**Instructions for the task**
Every record is to be printed exactly as it appears.

───── Task data

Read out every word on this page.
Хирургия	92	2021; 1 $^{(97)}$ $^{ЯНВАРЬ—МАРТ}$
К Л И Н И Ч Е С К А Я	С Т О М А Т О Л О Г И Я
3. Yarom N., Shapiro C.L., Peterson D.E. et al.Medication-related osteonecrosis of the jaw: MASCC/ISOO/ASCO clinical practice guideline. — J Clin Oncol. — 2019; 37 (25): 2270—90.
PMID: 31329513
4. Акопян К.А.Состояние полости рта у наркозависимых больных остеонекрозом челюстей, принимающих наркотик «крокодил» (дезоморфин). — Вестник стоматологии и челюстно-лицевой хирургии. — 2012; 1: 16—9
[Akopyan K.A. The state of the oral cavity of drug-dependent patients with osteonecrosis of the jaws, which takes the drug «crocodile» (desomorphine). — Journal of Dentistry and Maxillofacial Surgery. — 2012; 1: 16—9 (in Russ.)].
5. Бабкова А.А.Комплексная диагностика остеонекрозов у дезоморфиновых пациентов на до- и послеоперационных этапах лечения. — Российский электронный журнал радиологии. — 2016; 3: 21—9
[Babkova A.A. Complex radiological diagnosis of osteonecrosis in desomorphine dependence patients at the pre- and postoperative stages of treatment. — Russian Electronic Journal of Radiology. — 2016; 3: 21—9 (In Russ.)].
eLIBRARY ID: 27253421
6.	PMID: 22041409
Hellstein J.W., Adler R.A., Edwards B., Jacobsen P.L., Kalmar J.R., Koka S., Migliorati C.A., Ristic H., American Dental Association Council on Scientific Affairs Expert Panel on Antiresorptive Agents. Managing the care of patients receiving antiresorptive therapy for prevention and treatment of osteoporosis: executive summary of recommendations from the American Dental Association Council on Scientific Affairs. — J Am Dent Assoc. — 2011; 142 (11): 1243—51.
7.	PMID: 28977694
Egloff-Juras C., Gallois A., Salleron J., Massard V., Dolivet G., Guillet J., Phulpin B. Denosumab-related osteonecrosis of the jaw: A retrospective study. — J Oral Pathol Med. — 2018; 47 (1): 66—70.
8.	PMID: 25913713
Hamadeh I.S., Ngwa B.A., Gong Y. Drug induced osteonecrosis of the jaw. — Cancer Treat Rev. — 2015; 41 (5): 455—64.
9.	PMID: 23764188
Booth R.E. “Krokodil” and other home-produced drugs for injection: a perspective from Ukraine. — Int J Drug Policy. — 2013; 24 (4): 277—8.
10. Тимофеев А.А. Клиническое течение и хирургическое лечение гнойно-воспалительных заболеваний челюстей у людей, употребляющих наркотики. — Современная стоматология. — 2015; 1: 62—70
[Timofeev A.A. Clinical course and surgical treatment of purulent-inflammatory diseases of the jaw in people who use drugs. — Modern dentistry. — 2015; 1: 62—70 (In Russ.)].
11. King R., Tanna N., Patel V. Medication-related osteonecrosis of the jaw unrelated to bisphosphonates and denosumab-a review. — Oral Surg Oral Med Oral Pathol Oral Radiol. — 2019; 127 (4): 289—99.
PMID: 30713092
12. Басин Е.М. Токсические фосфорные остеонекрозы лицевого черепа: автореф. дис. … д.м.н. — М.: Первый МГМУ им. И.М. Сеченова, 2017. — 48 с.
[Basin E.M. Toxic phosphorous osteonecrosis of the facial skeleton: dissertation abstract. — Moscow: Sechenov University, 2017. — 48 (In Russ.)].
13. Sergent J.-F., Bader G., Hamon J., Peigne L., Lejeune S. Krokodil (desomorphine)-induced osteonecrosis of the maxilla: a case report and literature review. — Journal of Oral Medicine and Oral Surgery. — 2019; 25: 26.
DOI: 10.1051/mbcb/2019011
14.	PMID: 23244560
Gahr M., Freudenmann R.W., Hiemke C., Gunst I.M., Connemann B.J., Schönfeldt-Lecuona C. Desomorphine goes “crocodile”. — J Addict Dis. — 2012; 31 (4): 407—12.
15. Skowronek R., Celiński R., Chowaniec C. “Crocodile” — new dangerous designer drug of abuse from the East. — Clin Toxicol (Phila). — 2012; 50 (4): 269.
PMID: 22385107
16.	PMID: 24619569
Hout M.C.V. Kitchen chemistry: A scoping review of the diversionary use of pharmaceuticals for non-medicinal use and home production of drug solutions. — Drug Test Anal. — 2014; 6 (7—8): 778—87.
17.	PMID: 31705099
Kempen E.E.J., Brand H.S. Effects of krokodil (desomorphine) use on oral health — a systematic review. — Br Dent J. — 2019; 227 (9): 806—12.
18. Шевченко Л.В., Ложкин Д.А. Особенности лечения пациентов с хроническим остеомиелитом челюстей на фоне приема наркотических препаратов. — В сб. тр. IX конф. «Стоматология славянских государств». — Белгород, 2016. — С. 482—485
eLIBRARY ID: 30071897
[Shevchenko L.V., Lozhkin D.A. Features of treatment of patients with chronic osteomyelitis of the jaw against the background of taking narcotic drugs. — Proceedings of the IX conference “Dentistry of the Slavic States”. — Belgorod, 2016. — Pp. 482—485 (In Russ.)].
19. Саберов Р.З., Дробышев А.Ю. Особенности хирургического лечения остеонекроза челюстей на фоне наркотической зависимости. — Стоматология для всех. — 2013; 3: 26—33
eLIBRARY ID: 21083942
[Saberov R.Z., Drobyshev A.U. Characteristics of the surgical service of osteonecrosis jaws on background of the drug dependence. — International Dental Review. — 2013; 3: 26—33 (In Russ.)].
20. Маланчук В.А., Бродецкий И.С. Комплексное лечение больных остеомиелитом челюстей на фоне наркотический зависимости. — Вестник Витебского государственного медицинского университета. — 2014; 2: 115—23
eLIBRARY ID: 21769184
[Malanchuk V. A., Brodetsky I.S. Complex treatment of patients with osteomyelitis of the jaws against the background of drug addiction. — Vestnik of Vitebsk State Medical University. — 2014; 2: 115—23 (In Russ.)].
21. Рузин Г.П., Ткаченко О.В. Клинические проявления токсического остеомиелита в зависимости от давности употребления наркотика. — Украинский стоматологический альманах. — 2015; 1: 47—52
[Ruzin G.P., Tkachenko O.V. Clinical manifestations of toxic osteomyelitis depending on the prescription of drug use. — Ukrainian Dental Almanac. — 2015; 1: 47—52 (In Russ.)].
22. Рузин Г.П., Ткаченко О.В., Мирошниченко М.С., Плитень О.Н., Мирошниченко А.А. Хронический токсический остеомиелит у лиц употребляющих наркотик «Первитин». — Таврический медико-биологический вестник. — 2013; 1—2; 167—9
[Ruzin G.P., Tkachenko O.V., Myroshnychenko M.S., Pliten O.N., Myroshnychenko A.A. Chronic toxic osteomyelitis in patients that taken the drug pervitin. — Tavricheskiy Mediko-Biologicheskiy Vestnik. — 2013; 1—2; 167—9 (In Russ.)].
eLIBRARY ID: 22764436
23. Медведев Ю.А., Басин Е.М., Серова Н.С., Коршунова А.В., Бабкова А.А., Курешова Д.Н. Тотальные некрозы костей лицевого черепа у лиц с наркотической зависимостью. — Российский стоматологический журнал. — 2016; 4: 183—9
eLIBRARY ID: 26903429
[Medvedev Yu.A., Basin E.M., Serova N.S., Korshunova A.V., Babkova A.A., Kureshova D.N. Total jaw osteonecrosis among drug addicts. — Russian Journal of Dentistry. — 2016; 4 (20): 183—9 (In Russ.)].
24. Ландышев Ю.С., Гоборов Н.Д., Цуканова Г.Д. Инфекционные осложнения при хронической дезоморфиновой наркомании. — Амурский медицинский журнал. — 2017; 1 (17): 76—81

──────────

**Answer to the exercise**
Read out every word on this page.
Хирургия	92	2021; 1 $^{(97)}$ $^{ЯНВАРЬ—МАРТ}$
К Л И Н И Ч Е С К А Я	С Т О М А Т О Л О Г И Я
3. Yarom N., Shapiro C.L., Peterson D.E. et al.Medication-related osteonecrosis of the jaw: MASCC/ISOO/ASCO clinical practice guideline. — J Clin Oncol. — 2019; 37 (25): 2270—90.
PMID: 31329513
4. Акопян К.А.Состояние полости рта у наркозависимых больных остеонекрозом челюстей, принимающих наркотик «крокодил» (дезоморфин). — Вестник стоматологии и челюстно-лицевой хирургии. — 2012; 1: 16—9
[Akopyan K.A. The state of the oral cavity of drug-dependent patients with osteonecrosis of the jaws, which takes the drug «crocodile» (desomorphine). — Journal of Dentistry and Maxillofacial Surgery. — 2012; 1: 16—9 (in Russ.)].
5. Бабкова А.А.Комплексная диагностика остеонекрозов у дезоморфиновых пациентов на до- и послеоперационных этапах лечения. — Российский электронный журнал радиологии. — 2016; 3: 21—9
[Babkova A.A. Complex radiological diagnosis of osteonecrosis in desomorphine dependence patients at the pre- and postoperative stages of treatment. — Russian Electronic Journal of Radiology. — 2016; 3: 21—9 (In Russ.)].
eLIBRARY ID: 27253421
6.	PMID: 22041409
Hellstein J.W., Adler R.A., Edwards B., Jacobsen P.L., Kalmar J.R., Koka S., Migliorati C.A., Ristic H., American Dental Association Council on Scientific Affairs Expert Panel on Antiresorptive Agents. Managing the care of patients receiving antiresorptive therapy for prevention and treatment of osteoporosis: executive summary of recommendations from the American Dental Association Council on Scientific Affairs. — J Am Dent Assoc. — 2011; 142 (11): 1243—51.
7.	PMID: 28977694
Egloff-Juras C., Gallois A., Salleron J., Massard V., Dolivet G., Guillet J., Phulpin B. Denosumab-related osteonecrosis of the jaw: A retrospective study. — J Oral Pathol Med. — 2018; 47 (1): 66—70.
8.	PMID: 25913713
Hamadeh I.S., Ngwa B.A., Gong Y. Drug induced osteonecrosis of the jaw. — Cancer Treat Rev. — 2015; 41 (5): 455—64.
9.	PMID: 23764188
Booth R.E. “Krokodil” and other home-produced drugs for injection: a perspective from Ukraine. — Int J Drug Policy. — 2013; 24 (4): 277—8.
10. Тимофеев А.А. Клиническое течение и хирургическое лечение гнойно-воспалительных заболеваний челюстей у людей, употребляющих наркотики. — Современная стоматология. — 2015; 1: 62—70
[Timofeev A.A. Clinical course and surgical treatment of purulent-inflammatory diseases of the jaw in people who use drugs. — Modern dentistry. — 2015; 1: 62—70 (In Russ.)].
11. King R., Tanna N., Patel V. Medication-related osteonecrosis of the jaw unrelated to bisphosphonates and denosumab-a review. — Oral Surg Oral Med Oral Pathol Oral Radiol. — 2019; 127 (4): 289—99.
PMID: 30713092
12. Басин Е.М. Токсические фосфорные остеонекрозы лицевого черепа: автореф. дис. … д.м.н. — М.: Первый МГМУ им. И.М. Сеченова, 2017. — 48 с.
[Basin E.M. Toxic phosphorous osteonecrosis of the facial skeleton: dissertation abstract. — Moscow: Sechenov University, 2017. — 48 (In Russ.)].
13. Sergent J.-F., Bader G., Hamon J., Peigne L., Lejeune S. Krokodil (desomorphine)-induced osteonecrosis of the maxilla: a case report and literature review. — Journal of Oral Medicine and Oral Surgery. — 2019; 25: 26.
DOI: 10.1051/mbcb/2019011
14.	PMID: 23244560
Gahr M., Freudenmann R.W., Hiemke C., Gunst I.M., Connemann B.J., Schönfeldt-Lecuona C. Desomorphine goes “crocodile”. — J Addict Dis. — 2012; 31 (4): 407—12.
15. Skowronek R., Celiński R., Chowaniec C. “Crocodile” — new dangerous designer drug of abuse from the East. — Clin Toxicol (Phila). — 2012; 50 (4): 269.
PMID: 22385107
16.	PMID: 24619569
Hout M.C.V. Kitchen chemistry: A scoping review of the diversionary use of pharmaceuticals for non-medicinal use and home production of drug solutions. — Drug Test Anal. — 2014; 6 (7—8): 778—87.
17.	PMID: 31705099
Kempen E.E.J., Brand H.S. Effects of krokodil (desomorphine) use on oral health — a systematic review. — Br Dent J. — 2019; 227 (9): 806—12.
18. Шевченко Л.В., Ложкин Д.А. Особенности лечения пациентов с хроническим остеомиелитом челюстей на фоне приема наркотических препаратов. — В сб. тр. IX конф. «Стоматология славянских государств». — Белгород, 2016. — С. 482—485
eLIBRARY ID: 30071897
[Shevchenko L.V., Lozhkin D.A. Features of treatment of patients with chronic osteomyelitis of the jaw against the background of taking narcotic drugs. — Proceedings of the IX conference “Dentistry of the Slavic States”. — Belgorod, 2016. — Pp. 482—485 (In Russ.)].
19. Саберов Р.З., Дробышев А.Ю. Особенности хирургического лечения остеонекроза челюстей на фоне наркотической зависимости. — Стоматология для всех. — 2013; 3: 26—33
eLIBRARY ID: 21083942
[Saberov R.Z., Drobyshev A.U. Characteristics of the surgical service of osteonecrosis jaws on background of the drug dependence. — International Dental Review. — 2013; 3: 26—33 (In Russ.)].
20. Маланчук В.А., Бродецкий И.С. Комплексное лечение больных остеомиелитом челюстей на фоне наркотический зависимости. — Вестник Витебского государственного медицинского университета. — 2014; 2: 115—23
eLIBRARY ID: 21769184
[Malanchuk V. A., Brodetsky I.S. Complex treatment of patients with osteomyelitis of the jaws against the background of drug addiction. — Vestnik of Vitebsk State Medical University. — 2014; 2: 115—23 (In Russ.)].
21. Рузин Г.П., Ткаченко О.В. Клинические проявления токсического остеомиелита в зависимости от давности употребления наркотика. — Украинский стоматологический альманах. — 2015; 1: 47—52
[Ruzin G.P., Tkachenko O.V. Clinical manifestations of toxic osteomyelitis depending on the prescription of drug use. — Ukrainian Dental Almanac. — 2015; 1: 47—52 (In Russ.)].
22. Рузин Г.П., Ткаченко О.В., Мирошниченко М.С., Плитень О.Н., Мирошниченко А.А. Хронический токсический остеомиелит у лиц употребляющих наркотик «Первитин». — Таврический медико-биологический вестник. — 2013; 1—2; 167—9
[Ruzin G.P., Tkachenko O.V., Myroshnychenko M.S., Pliten O.N., Myroshnychenko A.A. Chronic toxic osteomyelitis in patients that taken the drug pervitin. — Tavricheskiy Mediko-Biologicheskiy Vestnik. — 2013; 1—2; 167—9 (In Russ.)].
eLIBRARY ID: 22764436
23. Медведев Ю.А., Басин Е.М., Серова Н.С., Коршунова А.В., Бабкова А.А., Курешова Д.Н. Тотальные некрозы костей лицевого черепа у лиц с наркотической зависимостью. — Российский стоматологический журнал. — 2016; 4: 183—9
eLIBRARY ID: 26903429
[Medvedev Yu.A., Basin E.M., Serova N.S., Korshunova A.V., Babkova A.A., Kureshova D.N. Total jaw osteonecrosis among drug addicts. — Russian Journal of Dentistry. — 2016; 4 (20): 183—9 (In Russ.)].
24. Ландышев Ю.С., Гоборов Н.Д., Цуканова Г.Д. Инфекционные осложнения при хронической дезоморфиновой наркомании. — Амурский медицинский журнал. — 2017; 1 (17): 76—81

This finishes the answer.